The task —
Transcribe all of the records word for word, but omit the pictures.

----------

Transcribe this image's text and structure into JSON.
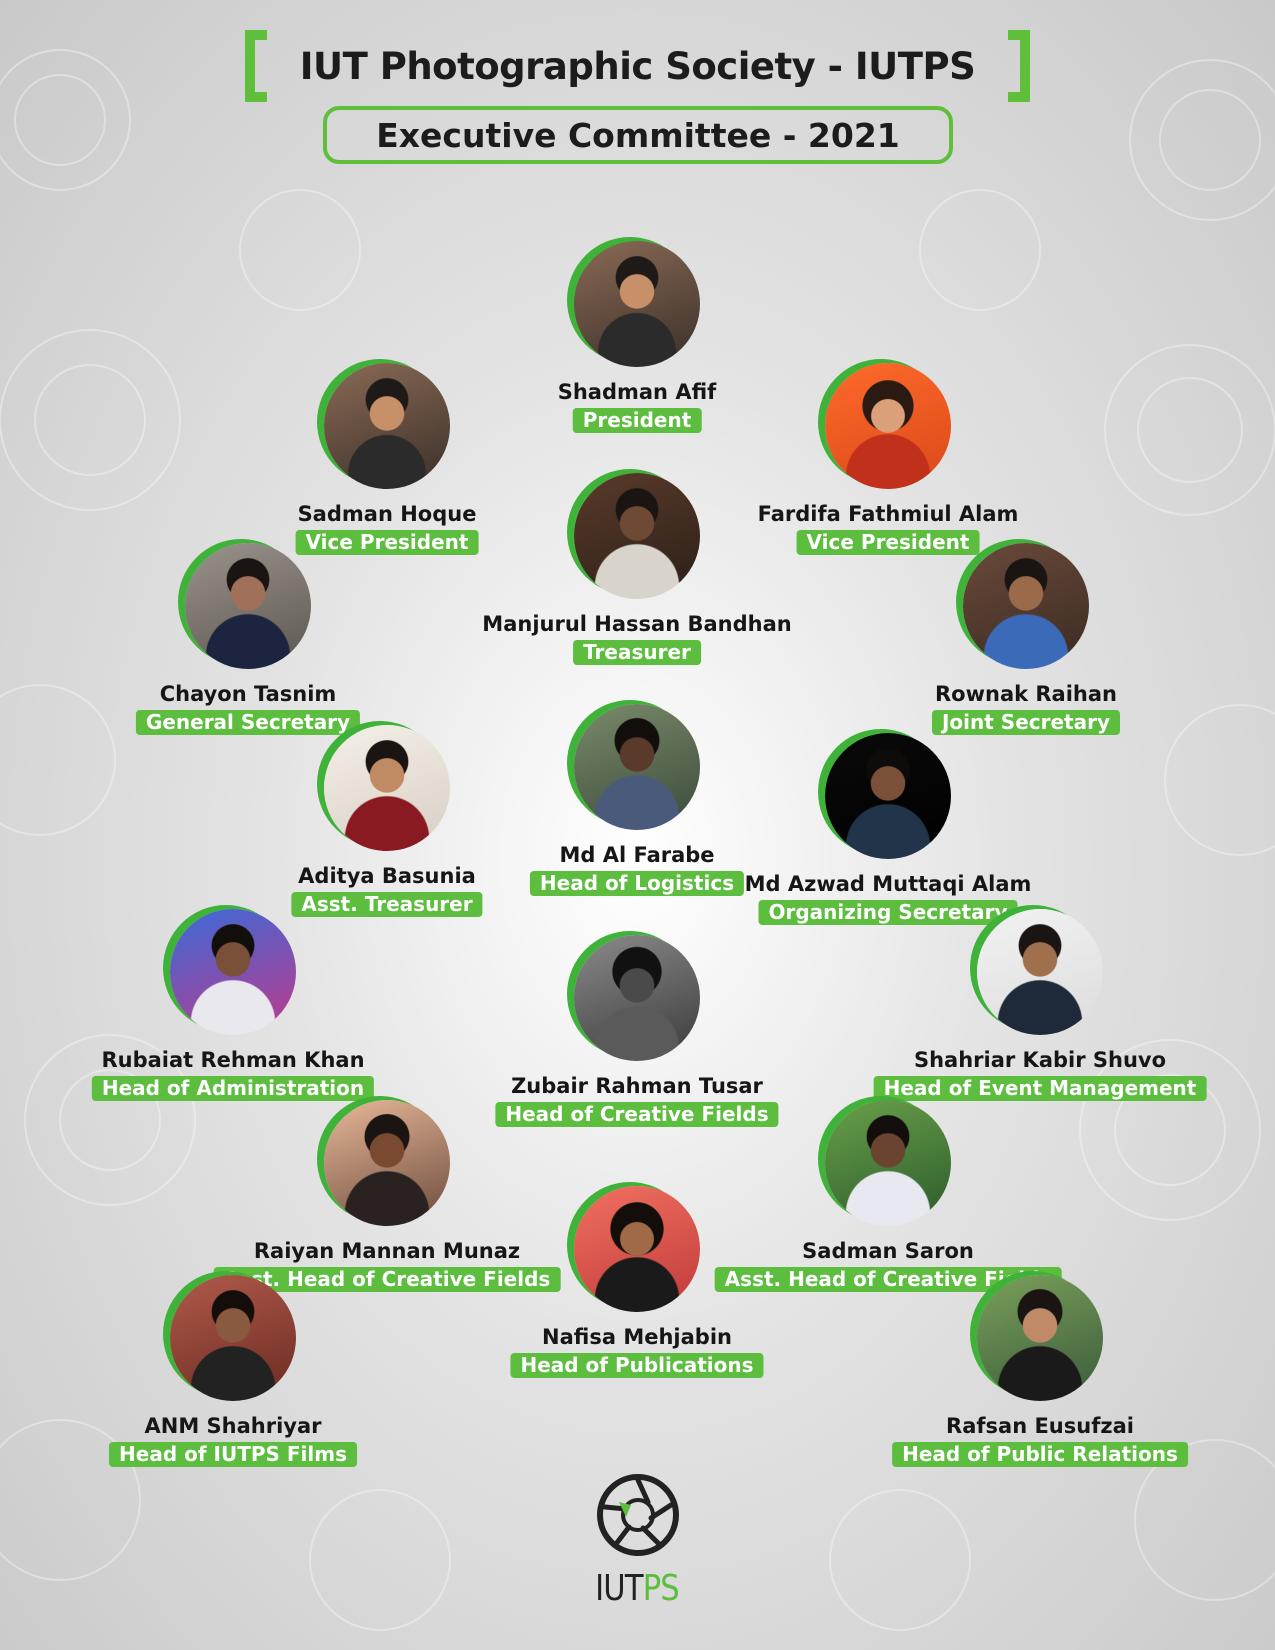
{
  "header": {
    "title": "IUT Photographic Society - IUTPS",
    "subtitle": "Executive Committee - 2021"
  },
  "colors": {
    "accent_green": "#5cbd3e",
    "text_dark": "#161616",
    "background": "#d9d9d9"
  },
  "members": [
    {
      "name": "Shadman Afif",
      "role": "President"
    },
    {
      "name": "Sadman Hoque",
      "role": "Vice President"
    },
    {
      "name": "Fardifa Fathmiul Alam",
      "role": "Vice President"
    },
    {
      "name": "Manjurul Hassan Bandhan",
      "role": "Treasurer"
    },
    {
      "name": "Chayon Tasnim",
      "role": "General Secretary"
    },
    {
      "name": "Rownak Raihan",
      "role": "Joint Secretary"
    },
    {
      "name": "Aditya Basunia",
      "role": "Asst. Treasurer"
    },
    {
      "name": "Md Al Farabe",
      "role": "Head of Logistics"
    },
    {
      "name": "Md Azwad Muttaqi Alam",
      "role": "Organizing Secretary"
    },
    {
      "name": "Rubaiat Rehman Khan",
      "role": "Head of Administration"
    },
    {
      "name": "Zubair Rahman Tusar",
      "role": "Head of Creative Fields"
    },
    {
      "name": "Shahriar Kabir Shuvo",
      "role": "Head of Event Management"
    },
    {
      "name": "Raiyan Mannan Munaz",
      "role": "Asst. Head of Creative Fields"
    },
    {
      "name": "Sadman Saron",
      "role": "Asst. Head of Creative Fields"
    },
    {
      "name": "Nafisa Mehjabin",
      "role": "Head of Publications"
    },
    {
      "name": "ANM Shahriyar",
      "role": "Head of IUTPS Films"
    },
    {
      "name": "Rafsan Eusufzai",
      "role": "Head of Public Relations"
    }
  ],
  "logo": {
    "text_primary": "IUT",
    "text_accent": "PS",
    "icon": "camera-aperture-icon"
  }
}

----------

Worked solution —
Transcribe this image's text and structure into JSON.
{
  "header": {
    "title": "IUT Photographic Society - IUTPS",
    "subtitle": "Executive Committee - 2021"
  },
  "colors": {
    "accent_green": "#5cbd3e",
    "text_dark": "#161616",
    "background": "#d9d9d9"
  },
  "members": [
    {
      "name": "Shadman Afif",
      "role": "President"
    },
    {
      "name": "Sadman Hoque",
      "role": "Vice President"
    },
    {
      "name": "Fardifa Fathmiul Alam",
      "role": "Vice President"
    },
    {
      "name": "Manjurul Hassan Bandhan",
      "role": "Treasurer"
    },
    {
      "name": "Chayon Tasnim",
      "role": "General Secretary"
    },
    {
      "name": "Rownak Raihan",
      "role": "Joint Secretary"
    },
    {
      "name": "Aditya Basunia",
      "role": "Asst. Treasurer"
    },
    {
      "name": "Md Al Farabe",
      "role": "Head of Logistics"
    },
    {
      "name": "Md Azwad Muttaqi Alam",
      "role": "Organizing Secretary"
    },
    {
      "name": "Rubaiat Rehman Khan",
      "role": "Head of Administration"
    },
    {
      "name": "Zubair Rahman Tusar",
      "role": "Head of Creative Fields"
    },
    {
      "name": "Shahriar Kabir Shuvo",
      "role": "Head of Event Management"
    },
    {
      "name": "Raiyan Mannan Munaz",
      "role": "Asst. Head of Creative Fields"
    },
    {
      "name": "Sadman Saron",
      "role": "Asst. Head of Creative Fields"
    },
    {
      "name": "Nafisa Mehjabin",
      "role": "Head of Publications"
    },
    {
      "name": "ANM Shahriyar",
      "role": "Head of IUTPS Films"
    },
    {
      "name": "Rafsan Eusufzai",
      "role": "Head of Public Relations"
    }
  ],
  "logo": {
    "text_primary": "IUT",
    "text_accent": "PS",
    "icon": "camera-aperture-icon"
  }
}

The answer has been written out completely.